[Layout annotation records]
-- -- --
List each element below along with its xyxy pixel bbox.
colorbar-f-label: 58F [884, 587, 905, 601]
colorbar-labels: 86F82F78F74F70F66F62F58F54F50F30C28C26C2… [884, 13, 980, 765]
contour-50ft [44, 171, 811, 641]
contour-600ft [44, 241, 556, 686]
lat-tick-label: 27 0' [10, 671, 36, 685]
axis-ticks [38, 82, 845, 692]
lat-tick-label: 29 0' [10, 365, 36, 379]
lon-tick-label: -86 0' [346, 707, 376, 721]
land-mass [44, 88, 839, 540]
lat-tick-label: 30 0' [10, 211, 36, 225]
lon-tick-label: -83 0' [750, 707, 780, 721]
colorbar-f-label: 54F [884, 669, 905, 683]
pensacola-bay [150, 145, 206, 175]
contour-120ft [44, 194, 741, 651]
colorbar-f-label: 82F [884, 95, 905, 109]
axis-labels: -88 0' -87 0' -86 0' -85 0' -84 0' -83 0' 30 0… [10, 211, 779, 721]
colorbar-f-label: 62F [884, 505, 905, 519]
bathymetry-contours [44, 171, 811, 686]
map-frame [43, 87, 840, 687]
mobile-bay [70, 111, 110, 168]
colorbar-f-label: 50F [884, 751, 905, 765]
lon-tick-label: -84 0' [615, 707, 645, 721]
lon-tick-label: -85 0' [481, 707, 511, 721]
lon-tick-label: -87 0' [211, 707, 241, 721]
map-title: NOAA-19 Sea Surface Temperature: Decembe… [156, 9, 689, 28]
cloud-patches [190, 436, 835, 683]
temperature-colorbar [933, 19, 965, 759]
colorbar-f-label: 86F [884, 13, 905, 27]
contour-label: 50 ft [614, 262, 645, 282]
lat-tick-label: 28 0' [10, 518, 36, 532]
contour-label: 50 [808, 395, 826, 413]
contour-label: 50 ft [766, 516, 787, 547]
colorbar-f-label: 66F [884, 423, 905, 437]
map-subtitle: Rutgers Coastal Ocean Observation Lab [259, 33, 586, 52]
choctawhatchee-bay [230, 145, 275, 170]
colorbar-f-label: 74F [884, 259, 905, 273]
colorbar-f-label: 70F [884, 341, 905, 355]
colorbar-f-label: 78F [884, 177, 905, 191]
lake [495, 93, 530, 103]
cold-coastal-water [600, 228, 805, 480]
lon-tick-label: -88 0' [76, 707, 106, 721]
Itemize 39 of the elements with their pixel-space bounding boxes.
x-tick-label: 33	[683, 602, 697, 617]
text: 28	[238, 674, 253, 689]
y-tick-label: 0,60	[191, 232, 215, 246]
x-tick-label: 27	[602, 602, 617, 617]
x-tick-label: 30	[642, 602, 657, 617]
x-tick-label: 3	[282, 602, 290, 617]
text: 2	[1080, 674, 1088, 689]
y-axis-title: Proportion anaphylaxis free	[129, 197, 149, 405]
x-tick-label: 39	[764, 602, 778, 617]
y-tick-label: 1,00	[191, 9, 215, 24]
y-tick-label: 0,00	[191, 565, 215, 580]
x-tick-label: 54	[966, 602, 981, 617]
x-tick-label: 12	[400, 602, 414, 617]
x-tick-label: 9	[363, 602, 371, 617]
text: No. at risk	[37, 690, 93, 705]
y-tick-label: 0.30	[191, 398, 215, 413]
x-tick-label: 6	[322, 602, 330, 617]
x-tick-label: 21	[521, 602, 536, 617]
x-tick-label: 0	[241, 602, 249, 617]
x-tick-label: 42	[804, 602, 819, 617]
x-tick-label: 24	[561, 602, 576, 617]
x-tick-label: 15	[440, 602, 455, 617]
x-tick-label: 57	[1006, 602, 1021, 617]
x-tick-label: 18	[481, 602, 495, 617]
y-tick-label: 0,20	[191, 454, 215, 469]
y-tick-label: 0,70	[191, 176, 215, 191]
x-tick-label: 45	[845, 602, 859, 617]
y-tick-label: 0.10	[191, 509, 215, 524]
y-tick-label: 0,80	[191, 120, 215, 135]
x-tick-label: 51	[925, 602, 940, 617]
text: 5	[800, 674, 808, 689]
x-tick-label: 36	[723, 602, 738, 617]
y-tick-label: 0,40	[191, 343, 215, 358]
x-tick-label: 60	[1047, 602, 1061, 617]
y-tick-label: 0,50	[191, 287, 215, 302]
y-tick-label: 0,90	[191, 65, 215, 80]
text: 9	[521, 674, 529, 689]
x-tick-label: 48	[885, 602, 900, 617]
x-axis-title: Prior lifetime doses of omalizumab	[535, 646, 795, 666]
-- -- --
Copy all of the data above, line for line, without changing a single character.

- SOLUTION TO THIS EXERCISE:
List each element below along with its xyxy pixel bbox.
colorbar-f-label: 58F [884, 587, 905, 601]
colorbar-labels: 86F82F78F74F70F66F62F58F54F50F30C28C26C2… [884, 13, 980, 765]
contour-50ft [44, 171, 811, 641]
contour-600ft [44, 241, 556, 686]
lat-tick-label: 27 0' [10, 671, 36, 685]
axis-ticks [38, 82, 845, 692]
lat-tick-label: 29 0' [10, 365, 36, 379]
lon-tick-label: -86 0' [346, 707, 376, 721]
land-mass [44, 88, 839, 540]
lat-tick-label: 30 0' [10, 211, 36, 225]
lon-tick-label: -83 0' [750, 707, 780, 721]
colorbar-f-label: 54F [884, 669, 905, 683]
pensacola-bay [150, 145, 206, 175]
contour-120ft [44, 194, 741, 651]
colorbar-f-label: 82F [884, 95, 905, 109]
axis-labels: -88 0' -87 0' -86 0' -85 0' -84 0' -83 0' 30 0… [10, 211, 779, 721]
colorbar-f-label: 62F [884, 505, 905, 519]
bathymetry-contours [44, 171, 811, 686]
map-frame [43, 87, 840, 687]
mobile-bay [70, 111, 110, 168]
colorbar-f-label: 50F [884, 751, 905, 765]
lon-tick-label: -84 0' [615, 707, 645, 721]
lon-tick-label: -85 0' [481, 707, 511, 721]
lon-tick-label: -87 0' [211, 707, 241, 721]
map-title: NOAA-19 Sea Surface Temperature: Decembe… [156, 9, 689, 28]
cloud-patches [190, 436, 835, 683]
temperature-colorbar [933, 19, 965, 759]
colorbar-f-label: 86F [884, 13, 905, 27]
contour-label: 50 ft [614, 262, 645, 282]
lat-tick-label: 28 0' [10, 518, 36, 532]
contour-label: 50 [808, 395, 826, 413]
contour-label: 50 ft [766, 516, 787, 547]
colorbar-f-label: 66F [884, 423, 905, 437]
map-subtitle: Rutgers Coastal Ocean Observation Lab [259, 33, 586, 52]
choctawhatchee-bay [230, 145, 275, 170]
colorbar-f-label: 74F [884, 259, 905, 273]
colorbar-f-label: 70F [884, 341, 905, 355]
colorbar-f-label: 78F [884, 177, 905, 191]
lake [495, 93, 530, 103]
cold-coastal-water [600, 228, 805, 480]
lon-tick-label: -88 0' [76, 707, 106, 721]
Itemize 39 of the elements with their pixel-space bounding boxes.
x-tick-label: 33	[683, 602, 697, 617]
text: 28	[238, 674, 253, 689]
y-tick-label: 0,60	[191, 232, 215, 246]
x-tick-label: 27	[602, 602, 617, 617]
x-tick-label: 30	[642, 602, 657, 617]
x-tick-label: 3	[282, 602, 290, 617]
text: 2	[1080, 674, 1088, 689]
y-axis-title: Proportion anaphylaxis free	[129, 197, 149, 405]
x-tick-label: 39	[764, 602, 778, 617]
y-tick-label: 1,00	[191, 9, 215, 24]
y-tick-label: 0,00	[191, 565, 215, 580]
x-tick-label: 54	[966, 602, 981, 617]
x-tick-label: 12	[400, 602, 414, 617]
x-tick-label: 9	[363, 602, 371, 617]
text: No. at risk	[37, 690, 93, 705]
y-tick-label: 0.30	[191, 398, 215, 413]
x-tick-label: 6	[322, 602, 330, 617]
x-tick-label: 21	[521, 602, 536, 617]
x-tick-label: 0	[241, 602, 249, 617]
x-tick-label: 42	[804, 602, 819, 617]
x-tick-label: 24	[561, 602, 576, 617]
x-tick-label: 15	[440, 602, 455, 617]
x-tick-label: 57	[1006, 602, 1021, 617]
x-tick-label: 18	[481, 602, 495, 617]
y-tick-label: 0,20	[191, 454, 215, 469]
y-tick-label: 0,70	[191, 176, 215, 191]
x-tick-label: 45	[845, 602, 859, 617]
y-tick-label: 0.10	[191, 509, 215, 524]
y-tick-label: 0,80	[191, 120, 215, 135]
x-tick-label: 51	[925, 602, 940, 617]
text: 5	[800, 674, 808, 689]
x-tick-label: 36	[723, 602, 738, 617]
y-tick-label: 0,40	[191, 343, 215, 358]
x-tick-label: 60	[1047, 602, 1061, 617]
y-tick-label: 0,50	[191, 287, 215, 302]
y-tick-label: 0,90	[191, 65, 215, 80]
text: 9	[521, 674, 529, 689]
x-tick-label: 48	[885, 602, 900, 617]
x-axis-title: Prior lifetime doses of omalizumab	[535, 646, 795, 666]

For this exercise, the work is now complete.